(EXERCISE PROMPT): Select all lines in the records that include "maior".

(TASK MATERIAL):
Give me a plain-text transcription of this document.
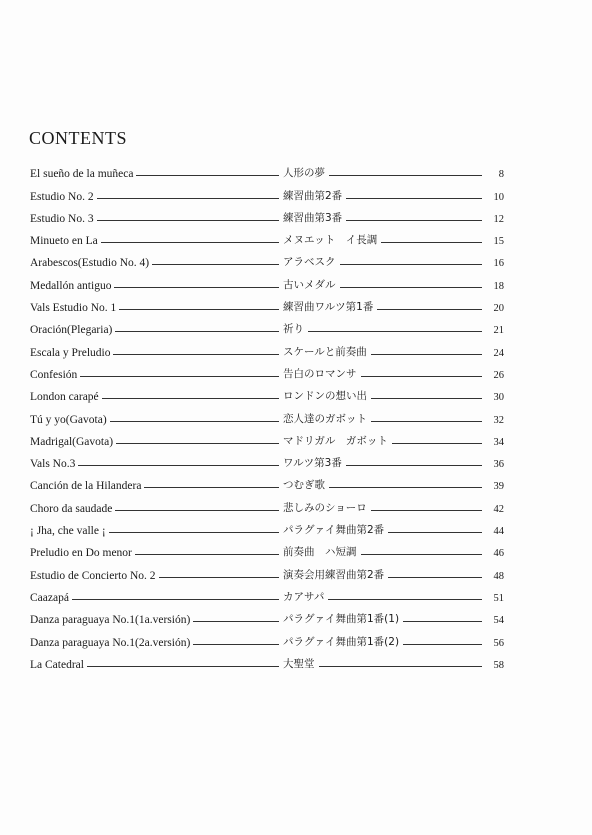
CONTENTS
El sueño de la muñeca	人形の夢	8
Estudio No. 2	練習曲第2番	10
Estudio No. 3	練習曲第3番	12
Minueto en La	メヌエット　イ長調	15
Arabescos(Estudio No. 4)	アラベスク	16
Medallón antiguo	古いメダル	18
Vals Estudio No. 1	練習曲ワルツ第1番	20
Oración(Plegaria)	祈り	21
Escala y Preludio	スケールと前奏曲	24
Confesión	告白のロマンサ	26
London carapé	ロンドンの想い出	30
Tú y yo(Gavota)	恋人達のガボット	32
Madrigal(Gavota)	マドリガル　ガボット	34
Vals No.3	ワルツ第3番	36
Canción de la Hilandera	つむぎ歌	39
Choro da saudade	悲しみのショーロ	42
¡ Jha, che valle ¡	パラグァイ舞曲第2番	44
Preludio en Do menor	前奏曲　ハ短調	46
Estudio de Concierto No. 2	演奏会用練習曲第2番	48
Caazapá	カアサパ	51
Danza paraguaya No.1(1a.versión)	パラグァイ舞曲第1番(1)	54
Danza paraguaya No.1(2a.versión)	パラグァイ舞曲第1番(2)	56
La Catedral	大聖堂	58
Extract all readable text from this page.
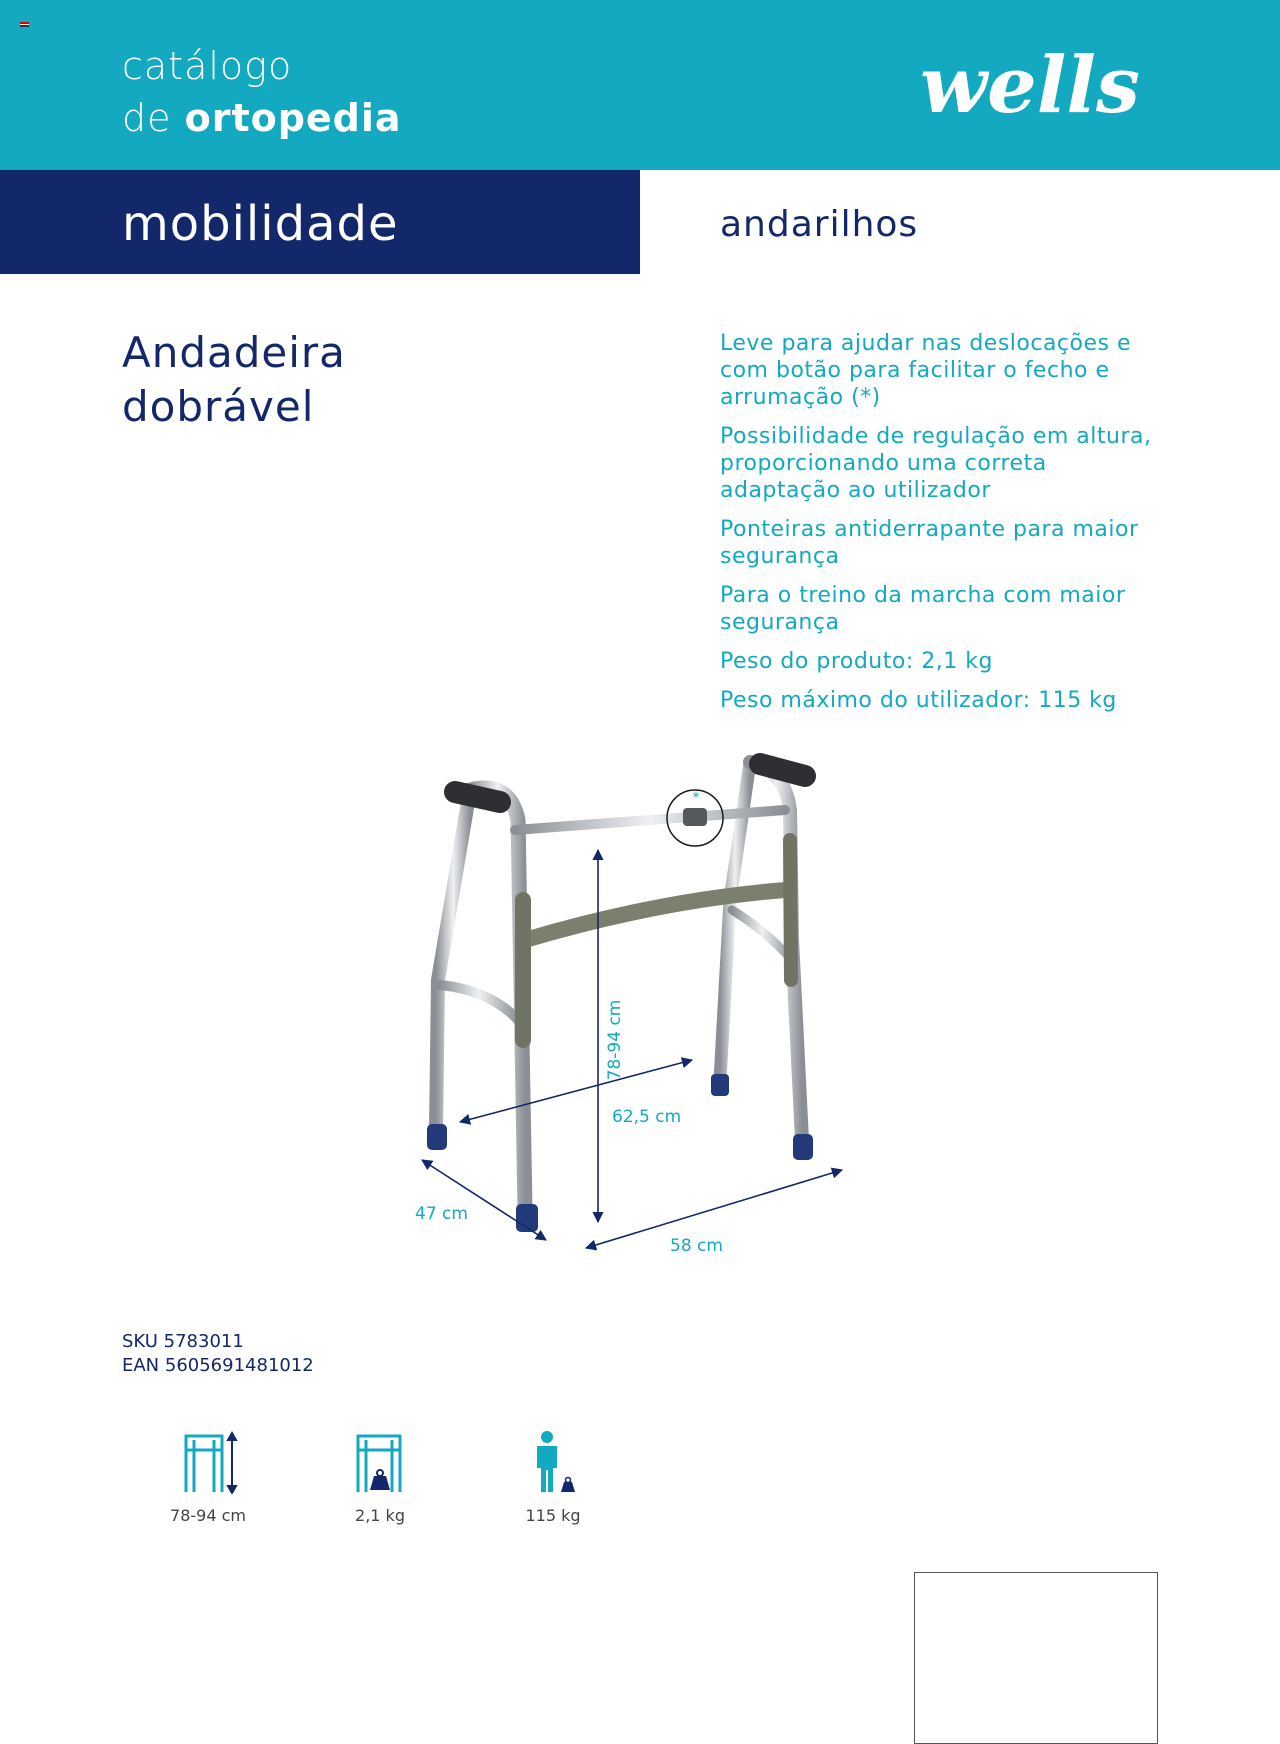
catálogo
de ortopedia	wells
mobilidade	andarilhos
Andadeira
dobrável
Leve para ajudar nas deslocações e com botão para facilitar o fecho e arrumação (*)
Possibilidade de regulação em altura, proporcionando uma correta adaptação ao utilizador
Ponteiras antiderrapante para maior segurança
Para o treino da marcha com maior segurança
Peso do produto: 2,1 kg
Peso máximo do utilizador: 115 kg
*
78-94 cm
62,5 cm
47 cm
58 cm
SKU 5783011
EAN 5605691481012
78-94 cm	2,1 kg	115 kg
==
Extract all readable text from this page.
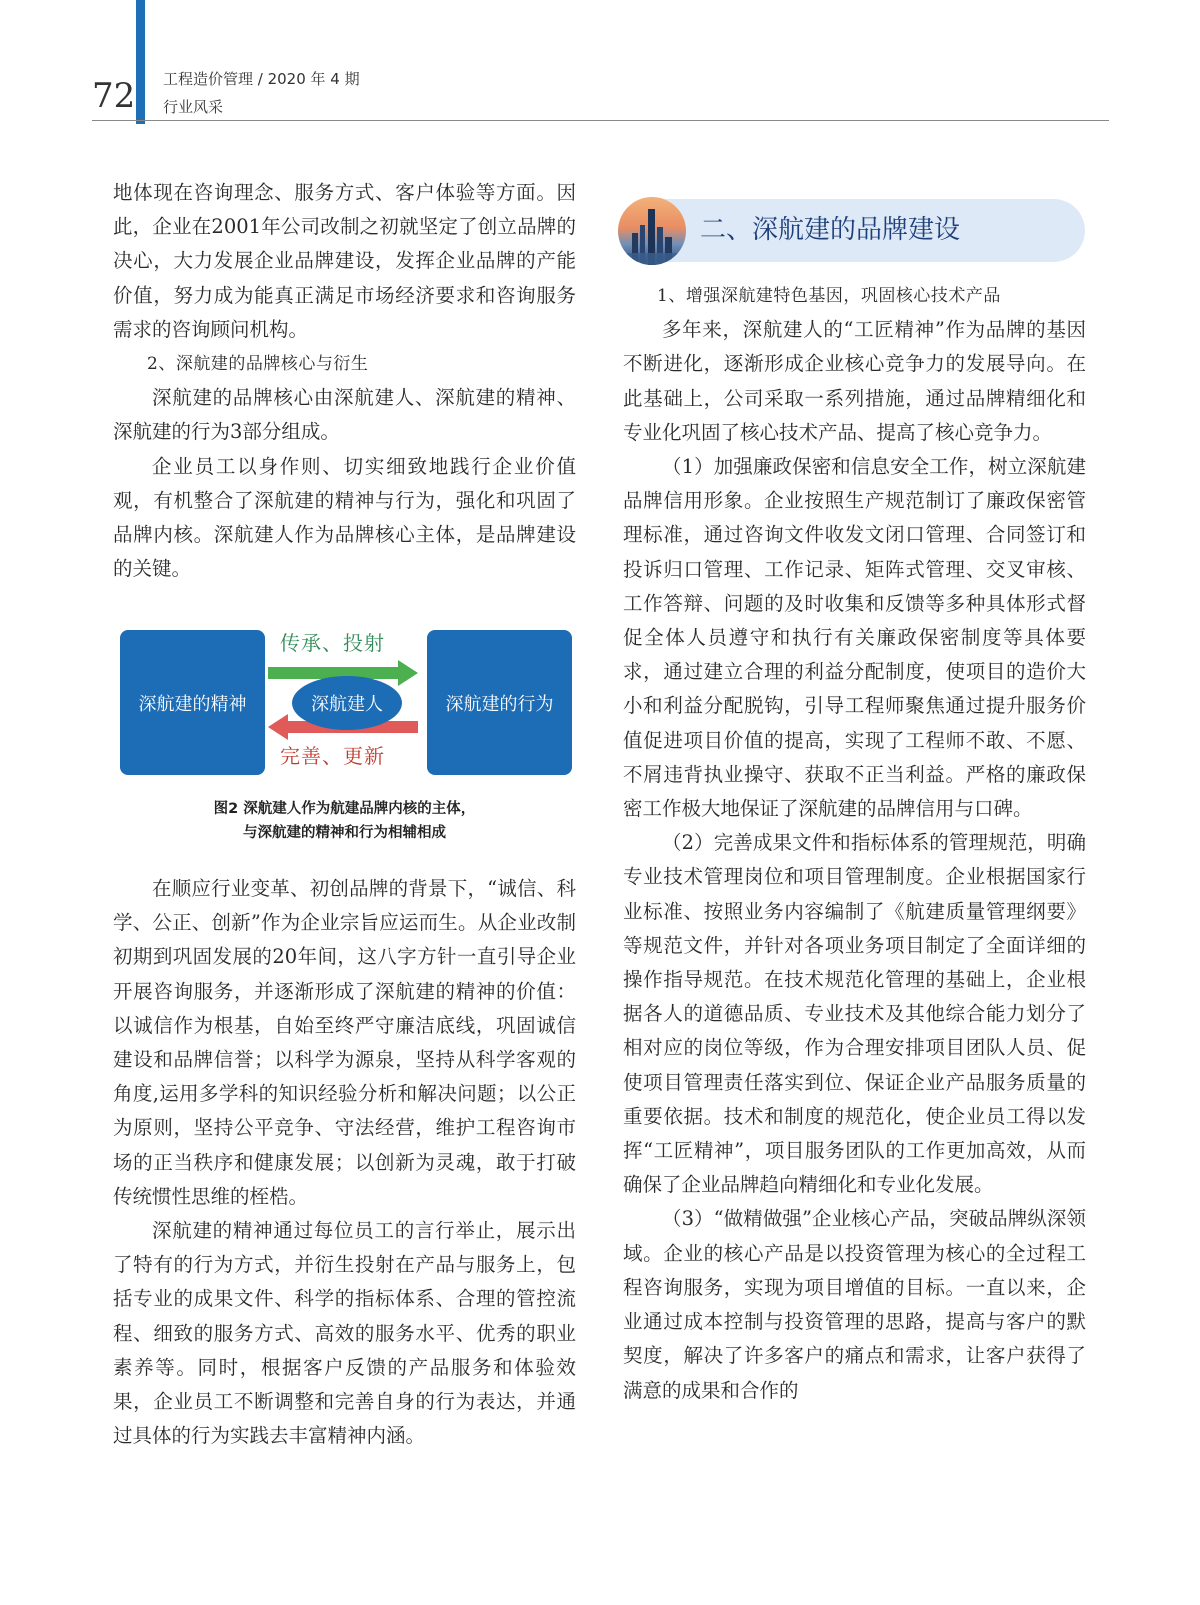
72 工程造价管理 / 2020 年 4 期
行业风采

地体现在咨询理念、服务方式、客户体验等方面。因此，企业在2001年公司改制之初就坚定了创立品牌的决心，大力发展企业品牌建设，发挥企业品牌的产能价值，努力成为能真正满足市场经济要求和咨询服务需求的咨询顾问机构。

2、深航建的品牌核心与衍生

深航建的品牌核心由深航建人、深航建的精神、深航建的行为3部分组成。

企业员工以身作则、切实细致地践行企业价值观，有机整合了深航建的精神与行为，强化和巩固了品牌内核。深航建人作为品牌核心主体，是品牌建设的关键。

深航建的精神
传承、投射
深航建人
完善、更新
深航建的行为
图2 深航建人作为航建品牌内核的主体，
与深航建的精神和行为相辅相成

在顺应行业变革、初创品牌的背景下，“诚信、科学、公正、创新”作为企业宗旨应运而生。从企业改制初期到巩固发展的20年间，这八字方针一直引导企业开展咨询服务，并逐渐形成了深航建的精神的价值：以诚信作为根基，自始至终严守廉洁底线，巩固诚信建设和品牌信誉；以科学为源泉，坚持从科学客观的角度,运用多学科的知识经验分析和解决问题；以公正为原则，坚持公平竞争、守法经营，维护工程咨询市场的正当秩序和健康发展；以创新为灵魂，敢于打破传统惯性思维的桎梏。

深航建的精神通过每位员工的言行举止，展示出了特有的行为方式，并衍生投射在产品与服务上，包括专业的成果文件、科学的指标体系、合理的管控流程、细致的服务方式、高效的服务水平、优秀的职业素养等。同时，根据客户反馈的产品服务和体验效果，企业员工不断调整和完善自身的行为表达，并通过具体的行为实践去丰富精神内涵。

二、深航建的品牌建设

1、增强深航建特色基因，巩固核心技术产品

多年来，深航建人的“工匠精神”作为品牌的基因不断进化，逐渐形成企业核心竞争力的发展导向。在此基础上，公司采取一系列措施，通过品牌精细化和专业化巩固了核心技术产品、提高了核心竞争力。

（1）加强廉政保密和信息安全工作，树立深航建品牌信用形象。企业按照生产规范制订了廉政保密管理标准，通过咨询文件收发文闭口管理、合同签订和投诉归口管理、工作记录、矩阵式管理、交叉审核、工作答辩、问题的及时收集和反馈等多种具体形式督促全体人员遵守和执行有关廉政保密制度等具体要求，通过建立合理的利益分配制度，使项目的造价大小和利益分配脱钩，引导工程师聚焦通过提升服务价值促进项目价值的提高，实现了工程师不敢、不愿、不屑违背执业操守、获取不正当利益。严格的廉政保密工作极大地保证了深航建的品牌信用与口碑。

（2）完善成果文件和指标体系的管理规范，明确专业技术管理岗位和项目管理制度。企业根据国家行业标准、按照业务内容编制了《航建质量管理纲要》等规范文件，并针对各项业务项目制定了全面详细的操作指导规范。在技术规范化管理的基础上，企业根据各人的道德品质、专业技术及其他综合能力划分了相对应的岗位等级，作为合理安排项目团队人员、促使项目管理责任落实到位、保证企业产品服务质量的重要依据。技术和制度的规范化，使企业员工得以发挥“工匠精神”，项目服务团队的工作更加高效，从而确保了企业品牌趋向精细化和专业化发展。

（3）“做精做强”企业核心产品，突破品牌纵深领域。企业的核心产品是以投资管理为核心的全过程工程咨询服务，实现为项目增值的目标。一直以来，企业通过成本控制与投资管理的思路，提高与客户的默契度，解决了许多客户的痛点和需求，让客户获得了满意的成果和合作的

(ANSWER TO THE EXERCISE):
Ponteiras antiderrapante para maior segurança
Para o treino da marcha com maior segurança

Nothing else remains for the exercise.